++++ Source ++++

3. Estimates for rare-gas atoms

The interaction of atomic systems with strong laser sources is a relatively well understood topic. The issues range from multiphoton absorption and above-threshold ionization to harmonic generation and stabilization (Gavrila, 1992 ). These studies have been undertaken for photon wavelengths of the available lasers, i.e. in the IR, UV and, more recently, XUV. However, these issues have not been studied for X-ray energies, since lasers for these wavelengths have not been previously available. Here we consider the issue of photon–atom interactions with a strong X-ray source.

++++

## Task 1
Reproduce the passage on rare-gas atoms, starting with "3. Estimates for" and going on through "strong X-ray source.".

++++ Available data ++++

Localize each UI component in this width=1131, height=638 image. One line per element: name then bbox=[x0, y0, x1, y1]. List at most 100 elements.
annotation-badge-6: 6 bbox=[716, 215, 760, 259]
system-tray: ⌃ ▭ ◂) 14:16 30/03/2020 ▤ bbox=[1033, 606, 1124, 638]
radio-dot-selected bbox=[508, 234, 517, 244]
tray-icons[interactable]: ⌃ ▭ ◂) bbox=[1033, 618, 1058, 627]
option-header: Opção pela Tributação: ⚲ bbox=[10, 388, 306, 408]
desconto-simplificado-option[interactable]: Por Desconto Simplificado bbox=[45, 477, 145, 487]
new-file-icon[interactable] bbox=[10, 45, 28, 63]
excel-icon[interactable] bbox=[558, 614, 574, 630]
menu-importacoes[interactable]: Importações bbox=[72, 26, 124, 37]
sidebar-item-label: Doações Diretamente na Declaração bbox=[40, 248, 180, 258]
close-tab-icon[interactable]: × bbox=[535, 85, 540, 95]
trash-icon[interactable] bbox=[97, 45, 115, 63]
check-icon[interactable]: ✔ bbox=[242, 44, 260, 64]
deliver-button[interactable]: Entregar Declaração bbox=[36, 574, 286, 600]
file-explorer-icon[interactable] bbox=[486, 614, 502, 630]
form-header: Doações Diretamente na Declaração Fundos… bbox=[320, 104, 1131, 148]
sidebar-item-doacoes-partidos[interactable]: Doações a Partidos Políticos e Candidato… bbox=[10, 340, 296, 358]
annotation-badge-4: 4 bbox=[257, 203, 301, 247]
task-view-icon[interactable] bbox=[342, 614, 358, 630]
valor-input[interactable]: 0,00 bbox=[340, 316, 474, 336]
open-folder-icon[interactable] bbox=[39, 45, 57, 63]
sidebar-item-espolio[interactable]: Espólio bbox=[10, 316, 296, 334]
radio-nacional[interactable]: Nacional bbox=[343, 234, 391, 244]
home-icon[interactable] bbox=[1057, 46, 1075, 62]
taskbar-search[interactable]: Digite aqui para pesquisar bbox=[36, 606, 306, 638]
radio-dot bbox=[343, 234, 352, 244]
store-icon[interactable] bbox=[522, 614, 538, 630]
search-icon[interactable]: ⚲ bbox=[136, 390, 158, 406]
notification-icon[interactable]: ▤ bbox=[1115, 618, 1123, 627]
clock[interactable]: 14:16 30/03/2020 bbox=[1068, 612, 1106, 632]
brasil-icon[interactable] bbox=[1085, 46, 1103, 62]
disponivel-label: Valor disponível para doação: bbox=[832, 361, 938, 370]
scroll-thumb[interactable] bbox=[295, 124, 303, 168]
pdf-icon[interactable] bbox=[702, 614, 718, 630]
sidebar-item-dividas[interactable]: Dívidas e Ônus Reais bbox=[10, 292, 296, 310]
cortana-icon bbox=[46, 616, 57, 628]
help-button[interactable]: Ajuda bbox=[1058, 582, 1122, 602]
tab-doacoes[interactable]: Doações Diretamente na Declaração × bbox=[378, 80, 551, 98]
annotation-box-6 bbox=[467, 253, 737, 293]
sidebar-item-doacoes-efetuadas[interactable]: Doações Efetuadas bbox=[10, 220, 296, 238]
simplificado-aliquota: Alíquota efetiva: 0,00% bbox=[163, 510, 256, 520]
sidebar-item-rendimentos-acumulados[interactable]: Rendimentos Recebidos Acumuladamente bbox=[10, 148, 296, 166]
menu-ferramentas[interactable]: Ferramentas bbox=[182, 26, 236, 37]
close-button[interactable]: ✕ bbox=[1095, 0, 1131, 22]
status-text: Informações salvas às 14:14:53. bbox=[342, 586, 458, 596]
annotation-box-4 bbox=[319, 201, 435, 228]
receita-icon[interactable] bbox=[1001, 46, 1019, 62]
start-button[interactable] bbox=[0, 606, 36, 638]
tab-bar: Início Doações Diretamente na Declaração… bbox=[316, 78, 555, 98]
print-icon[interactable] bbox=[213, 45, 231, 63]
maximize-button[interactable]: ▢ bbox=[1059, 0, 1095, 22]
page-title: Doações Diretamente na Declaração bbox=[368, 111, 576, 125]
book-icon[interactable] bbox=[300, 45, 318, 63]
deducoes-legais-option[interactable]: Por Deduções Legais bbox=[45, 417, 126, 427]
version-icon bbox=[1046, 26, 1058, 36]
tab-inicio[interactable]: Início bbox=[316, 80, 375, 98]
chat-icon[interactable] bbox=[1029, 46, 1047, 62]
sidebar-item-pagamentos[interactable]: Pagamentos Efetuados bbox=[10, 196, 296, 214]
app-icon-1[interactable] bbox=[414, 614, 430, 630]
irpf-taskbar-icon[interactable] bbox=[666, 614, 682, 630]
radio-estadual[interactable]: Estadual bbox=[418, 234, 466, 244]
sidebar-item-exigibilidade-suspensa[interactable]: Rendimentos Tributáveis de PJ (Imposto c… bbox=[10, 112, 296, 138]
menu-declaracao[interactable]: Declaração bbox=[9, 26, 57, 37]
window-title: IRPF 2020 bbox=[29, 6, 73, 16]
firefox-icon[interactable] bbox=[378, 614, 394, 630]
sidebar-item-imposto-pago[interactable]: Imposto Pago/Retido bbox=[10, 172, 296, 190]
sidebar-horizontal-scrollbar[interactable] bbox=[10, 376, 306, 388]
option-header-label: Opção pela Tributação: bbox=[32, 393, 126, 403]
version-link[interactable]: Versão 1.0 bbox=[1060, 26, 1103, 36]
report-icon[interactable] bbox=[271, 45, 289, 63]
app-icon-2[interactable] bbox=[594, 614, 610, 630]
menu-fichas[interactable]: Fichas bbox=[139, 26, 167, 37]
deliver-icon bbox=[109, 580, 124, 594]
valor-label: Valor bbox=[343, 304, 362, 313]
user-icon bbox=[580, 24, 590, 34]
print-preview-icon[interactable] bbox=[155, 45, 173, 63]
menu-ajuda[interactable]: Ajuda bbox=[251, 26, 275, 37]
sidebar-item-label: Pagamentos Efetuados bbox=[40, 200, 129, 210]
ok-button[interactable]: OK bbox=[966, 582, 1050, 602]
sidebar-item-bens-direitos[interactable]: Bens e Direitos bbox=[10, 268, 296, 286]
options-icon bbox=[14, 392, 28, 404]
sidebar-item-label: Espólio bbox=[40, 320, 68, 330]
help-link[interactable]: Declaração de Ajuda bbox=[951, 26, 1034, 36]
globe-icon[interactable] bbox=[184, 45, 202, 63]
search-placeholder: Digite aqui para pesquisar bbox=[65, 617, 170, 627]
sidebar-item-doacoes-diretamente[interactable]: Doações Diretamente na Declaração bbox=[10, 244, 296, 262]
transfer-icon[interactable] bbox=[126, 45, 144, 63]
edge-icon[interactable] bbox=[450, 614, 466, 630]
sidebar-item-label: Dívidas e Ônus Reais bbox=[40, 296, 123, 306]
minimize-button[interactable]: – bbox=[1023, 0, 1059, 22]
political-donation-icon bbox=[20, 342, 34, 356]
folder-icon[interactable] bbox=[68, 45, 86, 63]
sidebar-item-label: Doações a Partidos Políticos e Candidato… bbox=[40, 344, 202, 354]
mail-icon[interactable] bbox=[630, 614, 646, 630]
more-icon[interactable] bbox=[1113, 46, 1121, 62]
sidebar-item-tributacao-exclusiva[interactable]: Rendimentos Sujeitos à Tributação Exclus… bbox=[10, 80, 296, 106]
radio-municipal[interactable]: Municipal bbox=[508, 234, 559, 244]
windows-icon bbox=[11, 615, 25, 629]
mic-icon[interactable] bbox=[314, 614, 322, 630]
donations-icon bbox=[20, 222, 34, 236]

++++

## Task 2
Collect every row that contains the string "header". Case counts.

## Task response 1
3. Estimates for rare-gas atoms

The interaction of atomic systems with strong laser sources is a relatively well understood topic. The issues range from multiphoton absorption and above-threshold ionization to harmonic generation and stabilization (Gavrila, 1992 ). These studies have been undertaken for photon wavelengths of the available lasers, i.e. in the IR, UV and, more recently, XUV. However, these issues have not been studied for X-ray energies, since lasers for these wavelengths have not been previously available. Here we consider the issue of photon–atom interactions with a strong X-ray source.

## Task response 2
option-header: Opção pela Tributação: ⚲ bbox=[10, 388, 306, 408]
form-header: Doações Diretamente na Declaração Fundos… bbox=[320, 104, 1131, 148]
option-header-label: Opção pela Tributação: bbox=[32, 393, 126, 403]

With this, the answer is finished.